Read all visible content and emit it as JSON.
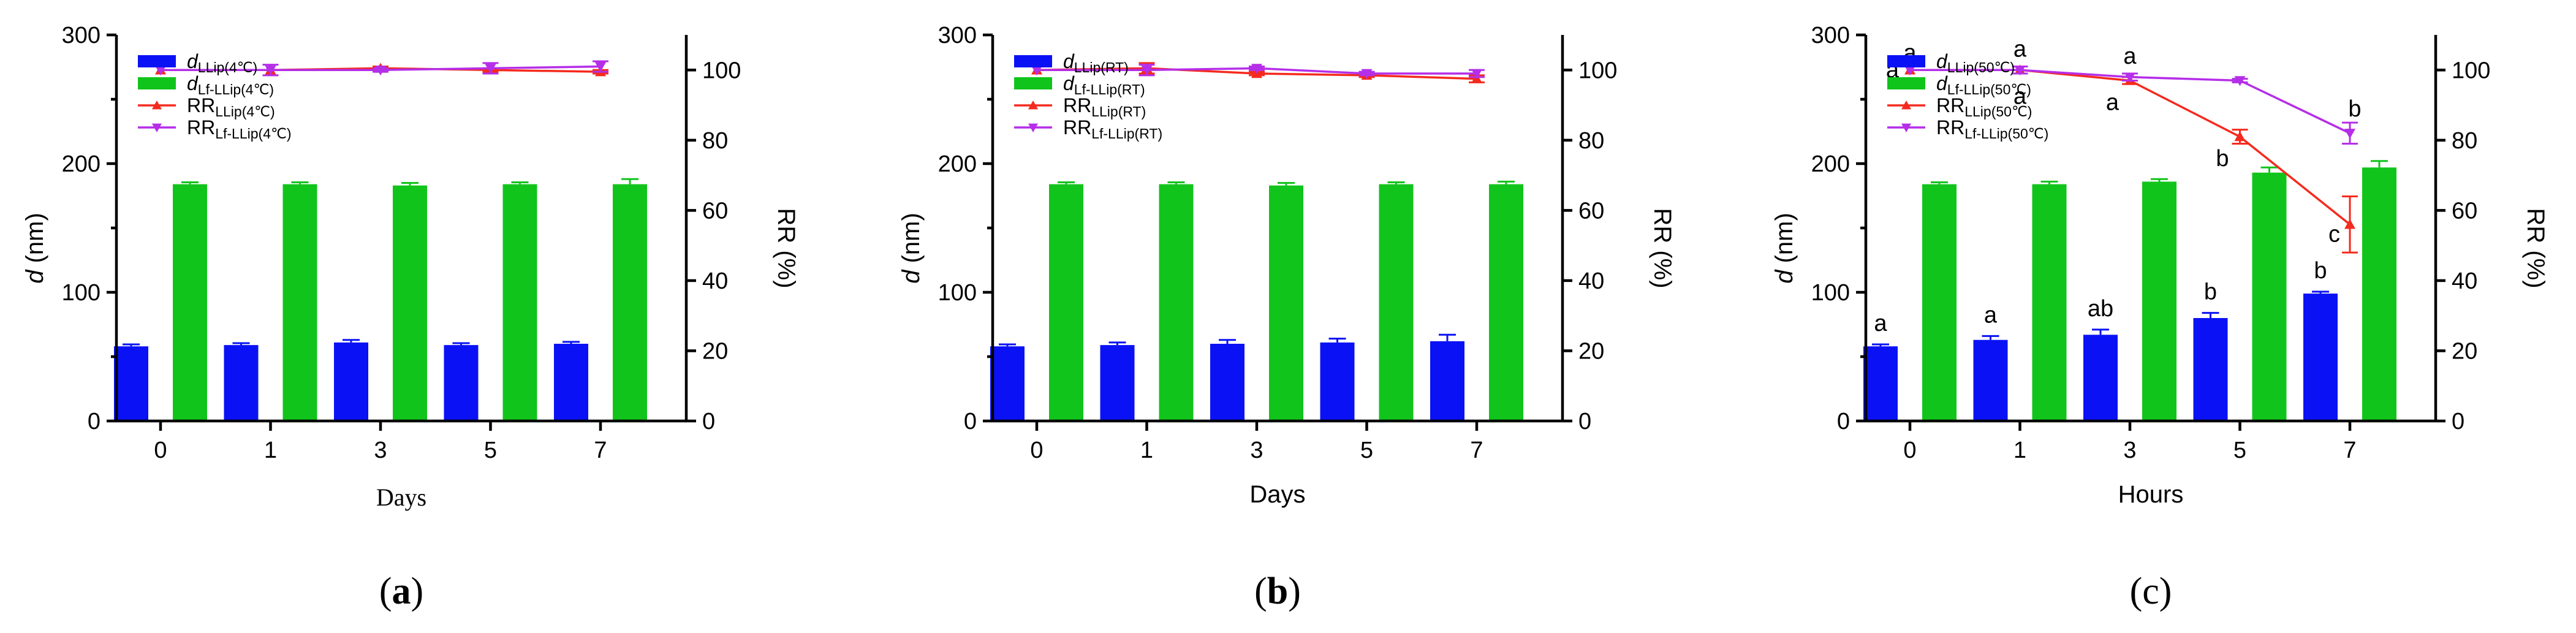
{
  "colors": {
    "bar_llip": "#0a12f5",
    "bar_lf": "#11c41b",
    "rr_llip": "#f52a1e",
    "rr_lf": "#b52ee8",
    "axis": "#000000"
  },
  "chart_data": [
    {
      "type": "bar+line",
      "panel_label": "(a)",
      "panel_letter": "a",
      "xlabel": "Days",
      "xlabel_style": "serif",
      "ylabel_left_italic": "d",
      "ylabel_left_rest": " (nm)",
      "ylabel_right": "RR (%)",
      "categories": [
        "0",
        "1",
        "3",
        "5",
        "7"
      ],
      "ylim_left": [
        0,
        300
      ],
      "yticks_left": [
        "0",
        "100",
        "200",
        "300"
      ],
      "ylim_right": [
        0,
        110
      ],
      "yticks_right": [
        "0",
        "20",
        "40",
        "60",
        "80",
        "100"
      ],
      "bars": [
        {
          "name_main": "d",
          "name_sub": "LLip(4℃)",
          "color_key": "bar_llip",
          "values": [
            58,
            59,
            61,
            59,
            60
          ],
          "errors": [
            1.5,
            1.5,
            2,
            1.5,
            1.5
          ]
        },
        {
          "name_main": "d",
          "name_sub": "Lf-LLip(4℃)",
          "color_key": "bar_lf",
          "values": [
            184,
            184,
            183,
            184,
            184
          ],
          "errors": [
            1.5,
            1.5,
            2,
            1.5,
            4
          ]
        }
      ],
      "lines": [
        {
          "name_main": "RR",
          "name_sub": "LLip(4℃)",
          "color_key": "rr_llip",
          "marker": "triangle-up",
          "values": [
            100,
            100,
            100.5,
            100,
            99.5
          ],
          "errors": [
            0,
            0,
            0.5,
            0.5,
            0.5
          ]
        },
        {
          "name_main": "RR",
          "name_sub": "Lf-LLip(4℃)",
          "color_key": "rr_lf",
          "marker": "triangle-down",
          "values": [
            100,
            100,
            100,
            100.5,
            101
          ],
          "errors": [
            0,
            1.5,
            0.5,
            1.5,
            1.5
          ]
        }
      ],
      "annotations": []
    },
    {
      "type": "bar+line",
      "panel_label": "(b)",
      "panel_letter": "b",
      "xlabel": "Days",
      "xlabel_style": "sans",
      "ylabel_left_italic": "d",
      "ylabel_left_rest": " (nm)",
      "ylabel_right": "RR (%)",
      "categories": [
        "0",
        "1",
        "3",
        "5",
        "7"
      ],
      "ylim_left": [
        0,
        300
      ],
      "yticks_left": [
        "0",
        "100",
        "200",
        "300"
      ],
      "ylim_right": [
        0,
        110
      ],
      "yticks_right": [
        "0",
        "20",
        "40",
        "60",
        "80",
        "100"
      ],
      "bars": [
        {
          "name_main": "d",
          "name_sub": "LLip(RT)",
          "color_key": "bar_llip",
          "values": [
            58,
            59,
            60,
            61,
            62
          ],
          "errors": [
            1.5,
            2,
            3,
            3,
            5
          ]
        },
        {
          "name_main": "d",
          "name_sub": "Lf-LLip(RT)",
          "color_key": "bar_lf",
          "values": [
            184,
            184,
            183,
            184,
            184
          ],
          "errors": [
            1.5,
            1.5,
            2,
            1.5,
            2
          ]
        }
      ],
      "lines": [
        {
          "name_main": "RR",
          "name_sub": "LLip(RT)",
          "color_key": "rr_llip",
          "marker": "triangle-up",
          "values": [
            100,
            100.5,
            99,
            98.5,
            97.5
          ],
          "errors": [
            0,
            1.5,
            0.5,
            0.5,
            1
          ]
        },
        {
          "name_main": "RR",
          "name_sub": "Lf-LLip(RT)",
          "color_key": "rr_lf",
          "marker": "triangle-down",
          "values": [
            100,
            100,
            100.5,
            99,
            99
          ],
          "errors": [
            0,
            1.5,
            0.5,
            0.5,
            1
          ]
        }
      ],
      "annotations": []
    },
    {
      "type": "bar+line",
      "panel_label": "(c)",
      "panel_letter": "c",
      "xlabel": "Hours",
      "xlabel_style": "sans",
      "ylabel_left_italic": "d",
      "ylabel_left_rest": " (nm)",
      "ylabel_right": "RR (%)",
      "categories": [
        "0",
        "1",
        "3",
        "5",
        "7"
      ],
      "ylim_left": [
        0,
        300
      ],
      "yticks_left": [
        "0",
        "100",
        "200",
        "300"
      ],
      "ylim_right": [
        0,
        110
      ],
      "yticks_right": [
        "0",
        "20",
        "40",
        "60",
        "80",
        "100"
      ],
      "bars": [
        {
          "name_main": "d",
          "name_sub": "LLip(50℃)",
          "color_key": "bar_llip",
          "values": [
            58,
            63,
            67,
            80,
            99
          ],
          "errors": [
            1.5,
            3,
            4,
            4,
            1.5
          ],
          "labels": [
            "a",
            "a",
            "ab",
            "b",
            "b"
          ]
        },
        {
          "name_main": "d",
          "name_sub": "Lf-LLip(50℃)",
          "color_key": "bar_lf",
          "values": [
            184,
            184,
            186,
            193,
            197
          ],
          "errors": [
            1.5,
            2,
            2,
            4,
            5
          ]
        }
      ],
      "lines": [
        {
          "name_main": "RR",
          "name_sub": "LLip(50℃)",
          "color_key": "rr_llip",
          "marker": "triangle-up",
          "values": [
            100,
            100,
            97,
            81,
            56
          ],
          "errors": [
            0,
            1,
            1,
            2,
            8
          ],
          "labels": [
            "a",
            "a",
            "a",
            "b",
            "c"
          ]
        },
        {
          "name_main": "RR",
          "name_sub": "Lf-LLip(50℃)",
          "color_key": "rr_lf",
          "marker": "triangle-down",
          "values": [
            100,
            100,
            98,
            97,
            82
          ],
          "errors": [
            0,
            1,
            1,
            0.5,
            3
          ],
          "labels": [
            "a",
            "a",
            "a",
            "",
            "b"
          ]
        }
      ]
    }
  ]
}
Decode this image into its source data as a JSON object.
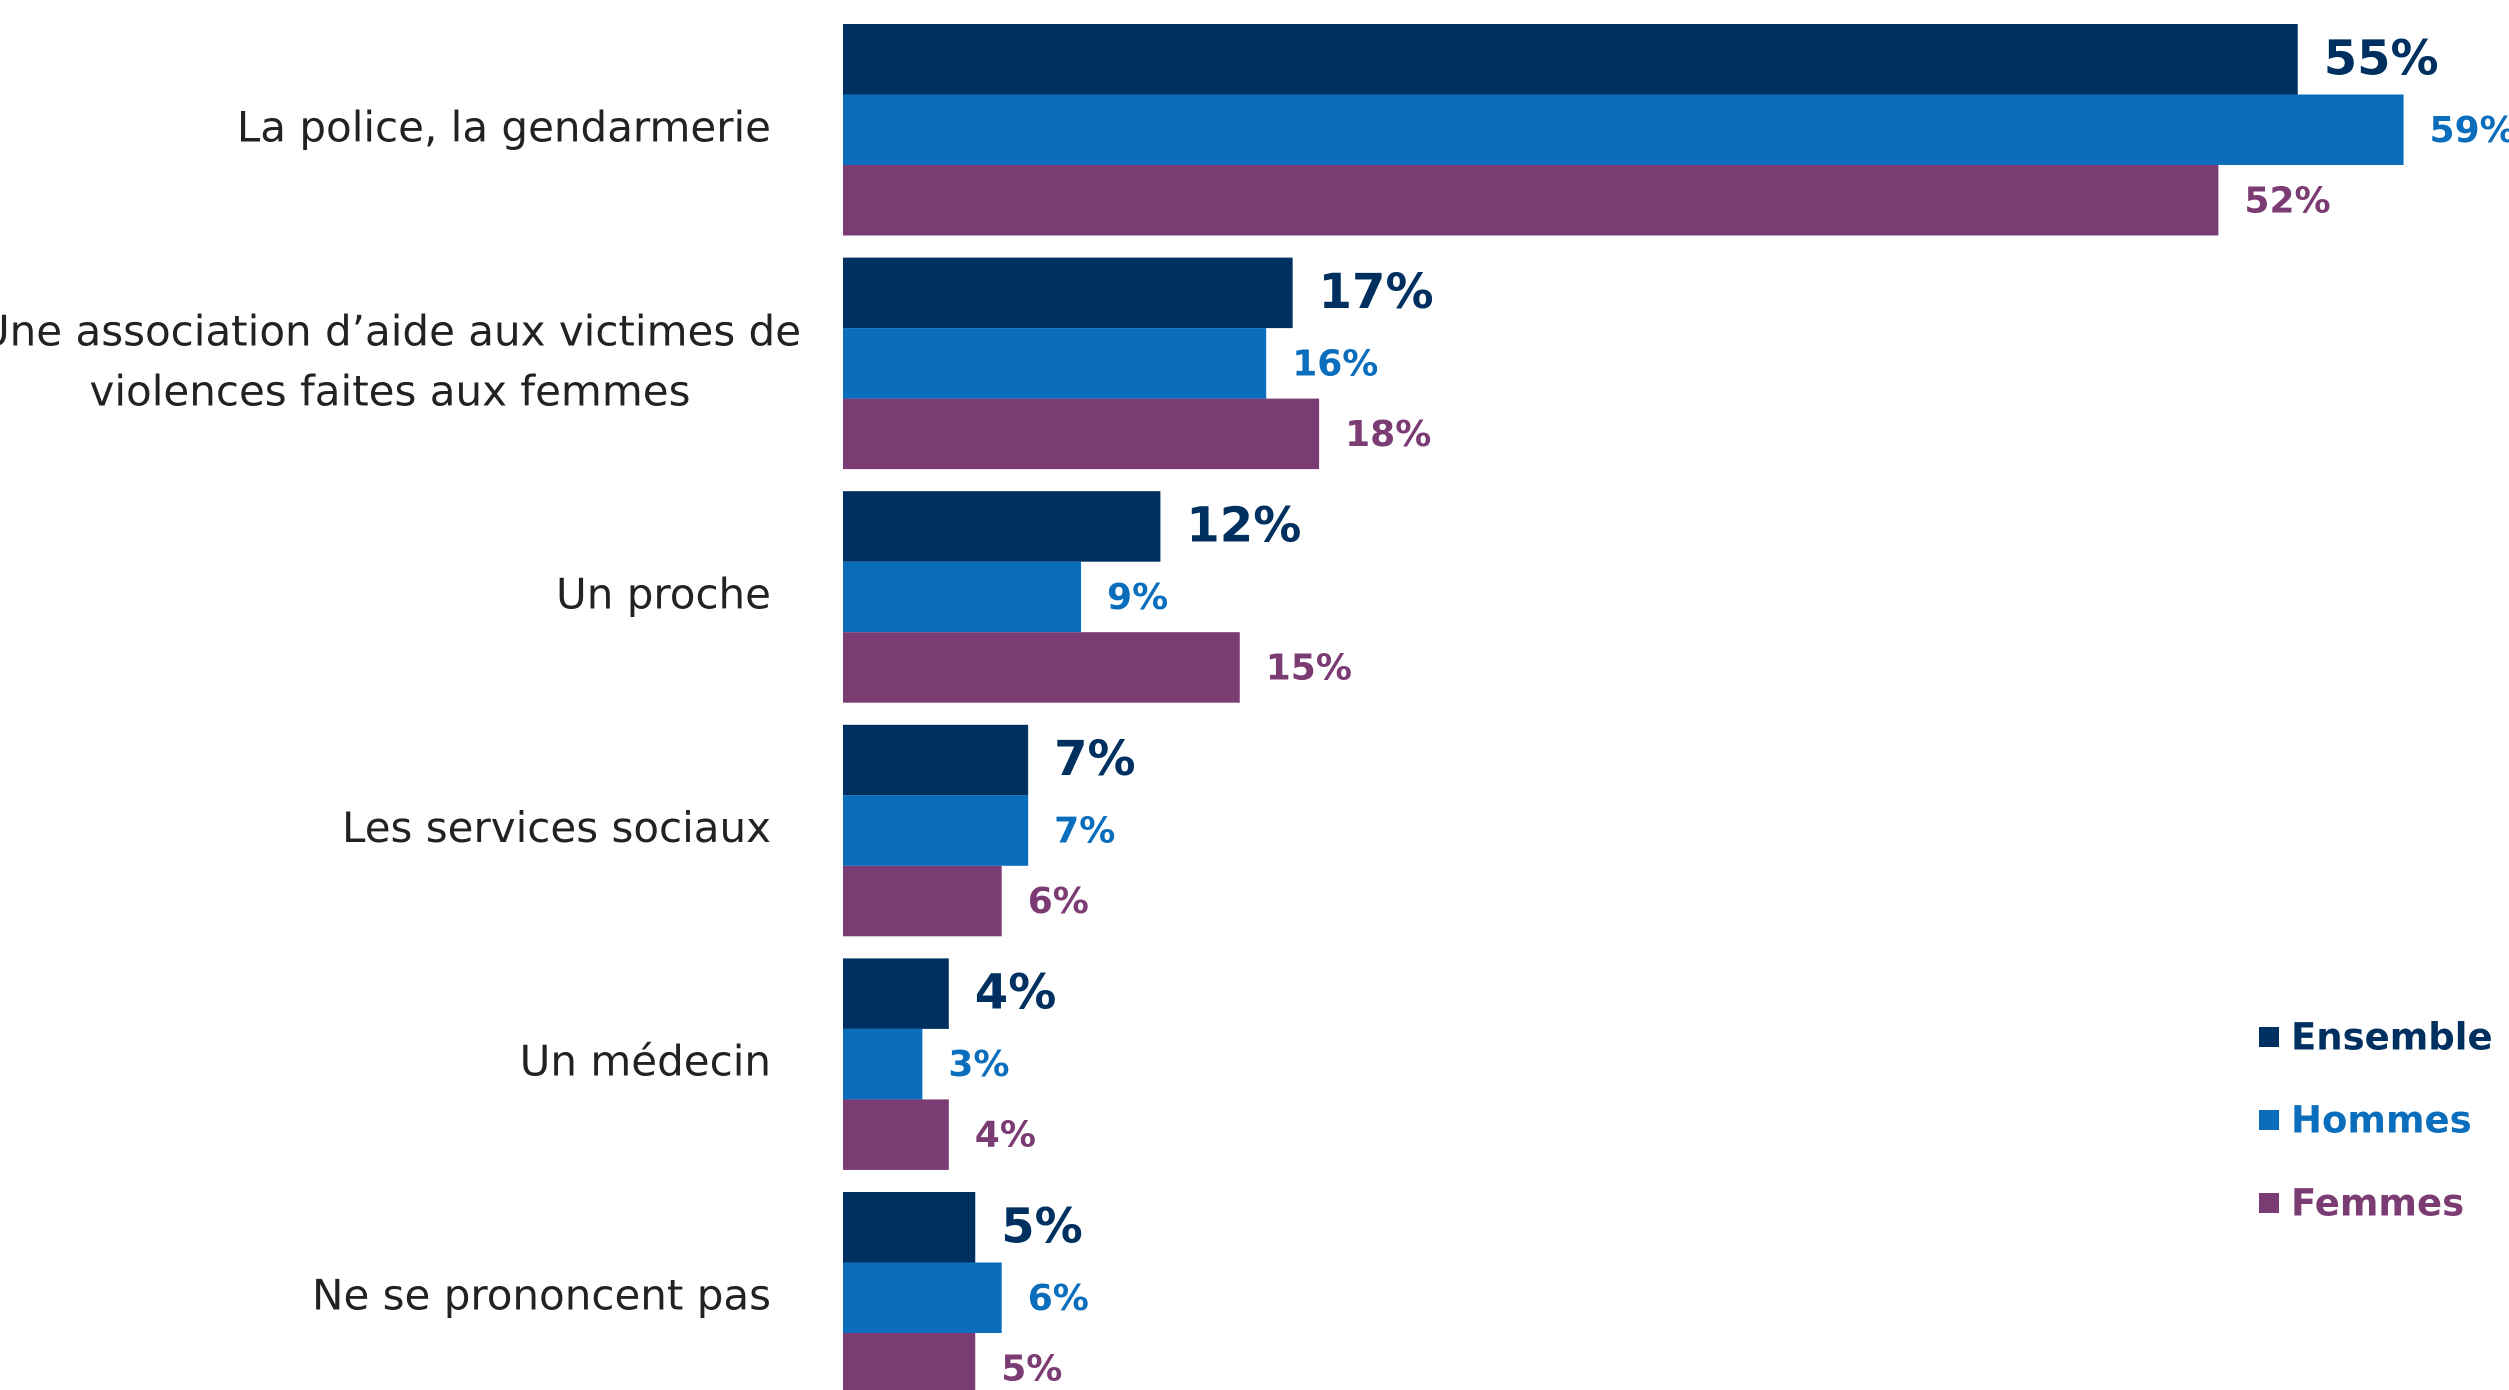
{
  "chart_data": {
    "type": "bar",
    "orientation": "horizontal",
    "categories": [
      "La police, la gendarmerie",
      "Une association d’aide aux victimes de\nviolences faites aux femmes",
      "Un proche",
      "Les services sociaux",
      "Un médecin",
      "Ne se prononcent pas"
    ],
    "series": [
      {
        "name": "Ensemble",
        "color": "#003060",
        "values": [
          55,
          17,
          12,
          7,
          4,
          5
        ],
        "value_labels": [
          "55%",
          "17%",
          "12%",
          "7%",
          "4%",
          "5%"
        ]
      },
      {
        "name": "Hommes",
        "color": "#0a6ebd",
        "values": [
          59,
          16,
          9,
          7,
          3,
          6
        ],
        "value_labels": [
          "59%",
          "16%",
          "9%",
          "7%",
          "3%",
          "6%"
        ]
      },
      {
        "name": "Femmes",
        "color": "#7b3c74",
        "values": [
          52,
          18,
          15,
          6,
          4,
          5
        ],
        "value_labels": [
          "52%",
          "18%",
          "15%",
          "6%",
          "4%",
          "5%"
        ]
      }
    ],
    "legend": "bottom-right"
  }
}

** SET PROBLEM **
Copy the records exactly. Skip the pictures.

** EXERCISE RESPONSE **
Read all visible content and emit it as JSON.
{
  "colors": {
    "bar_llip": "#0a12f5",
    "bar_lf": "#11c41b",
    "rr_llip": "#f52a1e",
    "rr_lf": "#b52ee8",
    "axis": "#000000"
  },
  "chart_data": [
    {
      "type": "bar+line",
      "panel_label": "(a)",
      "panel_letter": "a",
      "xlabel": "Days",
      "xlabel_style": "serif",
      "ylabel_left_italic": "d",
      "ylabel_left_rest": " (nm)",
      "ylabel_right": "RR (%)",
      "categories": [
        "0",
        "1",
        "3",
        "5",
        "7"
      ],
      "ylim_left": [
        0,
        300
      ],
      "yticks_left": [
        "0",
        "100",
        "200",
        "300"
      ],
      "ylim_right": [
        0,
        110
      ],
      "yticks_right": [
        "0",
        "20",
        "40",
        "60",
        "80",
        "100"
      ],
      "bars": [
        {
          "name_main": "d",
          "name_sub": "LLip(4℃)",
          "color_key": "bar_llip",
          "values": [
            58,
            59,
            61,
            59,
            60
          ],
          "errors": [
            1.5,
            1.5,
            2,
            1.5,
            1.5
          ]
        },
        {
          "name_main": "d",
          "name_sub": "Lf-LLip(4℃)",
          "color_key": "bar_lf",
          "values": [
            184,
            184,
            183,
            184,
            184
          ],
          "errors": [
            1.5,
            1.5,
            2,
            1.5,
            4
          ]
        }
      ],
      "lines": [
        {
          "name_main": "RR",
          "name_sub": "LLip(4℃)",
          "color_key": "rr_llip",
          "marker": "triangle-up",
          "values": [
            100,
            100,
            100.5,
            100,
            99.5
          ],
          "errors": [
            0,
            0,
            0.5,
            0.5,
            0.5
          ]
        },
        {
          "name_main": "RR",
          "name_sub": "Lf-LLip(4℃)",
          "color_key": "rr_lf",
          "marker": "triangle-down",
          "values": [
            100,
            100,
            100,
            100.5,
            101
          ],
          "errors": [
            0,
            1.5,
            0.5,
            1.5,
            1.5
          ]
        }
      ],
      "annotations": []
    },
    {
      "type": "bar+line",
      "panel_label": "(b)",
      "panel_letter": "b",
      "xlabel": "Days",
      "xlabel_style": "sans",
      "ylabel_left_italic": "d",
      "ylabel_left_rest": " (nm)",
      "ylabel_right": "RR (%)",
      "categories": [
        "0",
        "1",
        "3",
        "5",
        "7"
      ],
      "ylim_left": [
        0,
        300
      ],
      "yticks_left": [
        "0",
        "100",
        "200",
        "300"
      ],
      "ylim_right": [
        0,
        110
      ],
      "yticks_right": [
        "0",
        "20",
        "40",
        "60",
        "80",
        "100"
      ],
      "bars": [
        {
          "name_main": "d",
          "name_sub": "LLip(RT)",
          "color_key": "bar_llip",
          "values": [
            58,
            59,
            60,
            61,
            62
          ],
          "errors": [
            1.5,
            2,
            3,
            3,
            5
          ]
        },
        {
          "name_main": "d",
          "name_sub": "Lf-LLip(RT)",
          "color_key": "bar_lf",
          "values": [
            184,
            184,
            183,
            184,
            184
          ],
          "errors": [
            1.5,
            1.5,
            2,
            1.5,
            2
          ]
        }
      ],
      "lines": [
        {
          "name_main": "RR",
          "name_sub": "LLip(RT)",
          "color_key": "rr_llip",
          "marker": "triangle-up",
          "values": [
            100,
            100.5,
            99,
            98.5,
            97.5
          ],
          "errors": [
            0,
            1.5,
            0.5,
            0.5,
            1
          ]
        },
        {
          "name_main": "RR",
          "name_sub": "Lf-LLip(RT)",
          "color_key": "rr_lf",
          "marker": "triangle-down",
          "values": [
            100,
            100,
            100.5,
            99,
            99
          ],
          "errors": [
            0,
            1.5,
            0.5,
            0.5,
            1
          ]
        }
      ],
      "annotations": []
    },
    {
      "type": "bar+line",
      "panel_label": "(c)",
      "panel_letter": "c",
      "xlabel": "Hours",
      "xlabel_style": "sans",
      "ylabel_left_italic": "d",
      "ylabel_left_rest": " (nm)",
      "ylabel_right": "RR (%)",
      "categories": [
        "0",
        "1",
        "3",
        "5",
        "7"
      ],
      "ylim_left": [
        0,
        300
      ],
      "yticks_left": [
        "0",
        "100",
        "200",
        "300"
      ],
      "ylim_right": [
        0,
        110
      ],
      "yticks_right": [
        "0",
        "20",
        "40",
        "60",
        "80",
        "100"
      ],
      "bars": [
        {
          "name_main": "d",
          "name_sub": "LLip(50℃)",
          "color_key": "bar_llip",
          "values": [
            58,
            63,
            67,
            80,
            99
          ],
          "errors": [
            1.5,
            3,
            4,
            4,
            1.5
          ],
          "labels": [
            "a",
            "a",
            "ab",
            "b",
            "b"
          ]
        },
        {
          "name_main": "d",
          "name_sub": "Lf-LLip(50℃)",
          "color_key": "bar_lf",
          "values": [
            184,
            184,
            186,
            193,
            197
          ],
          "errors": [
            1.5,
            2,
            2,
            4,
            5
          ]
        }
      ],
      "lines": [
        {
          "name_main": "RR",
          "name_sub": "LLip(50℃)",
          "color_key": "rr_llip",
          "marker": "triangle-up",
          "values": [
            100,
            100,
            97,
            81,
            56
          ],
          "errors": [
            0,
            1,
            1,
            2,
            8
          ],
          "labels": [
            "a",
            "a",
            "a",
            "b",
            "c"
          ]
        },
        {
          "name_main": "RR",
          "name_sub": "Lf-LLip(50℃)",
          "color_key": "rr_lf",
          "marker": "triangle-down",
          "values": [
            100,
            100,
            98,
            97,
            82
          ],
          "errors": [
            0,
            1,
            1,
            0.5,
            3
          ],
          "labels": [
            "a",
            "a",
            "a",
            "",
            "b"
          ]
        }
      ]
    }
  ]
}
Decode this image into its source data as a JSON object.
{
  "chart_data": {
    "type": "bar",
    "orientation": "horizontal",
    "categories": [
      "La police, la gendarmerie",
      "Une association d’aide aux victimes de\nviolences faites aux femmes",
      "Un proche",
      "Les services sociaux",
      "Un médecin",
      "Ne se prononcent pas"
    ],
    "series": [
      {
        "name": "Ensemble",
        "color": "#003060",
        "values": [
          55,
          17,
          12,
          7,
          4,
          5
        ],
        "value_labels": [
          "55%",
          "17%",
          "12%",
          "7%",
          "4%",
          "5%"
        ]
      },
      {
        "name": "Hommes",
        "color": "#0a6ebd",
        "values": [
          59,
          16,
          9,
          7,
          3,
          6
        ],
        "value_labels": [
          "59%",
          "16%",
          "9%",
          "7%",
          "3%",
          "6%"
        ]
      },
      {
        "name": "Femmes",
        "color": "#7b3c74",
        "values": [
          52,
          18,
          15,
          6,
          4,
          5
        ],
        "value_labels": [
          "52%",
          "18%",
          "15%",
          "6%",
          "4%",
          "5%"
        ]
      }
    ],
    "legend": "bottom-right"
  }
}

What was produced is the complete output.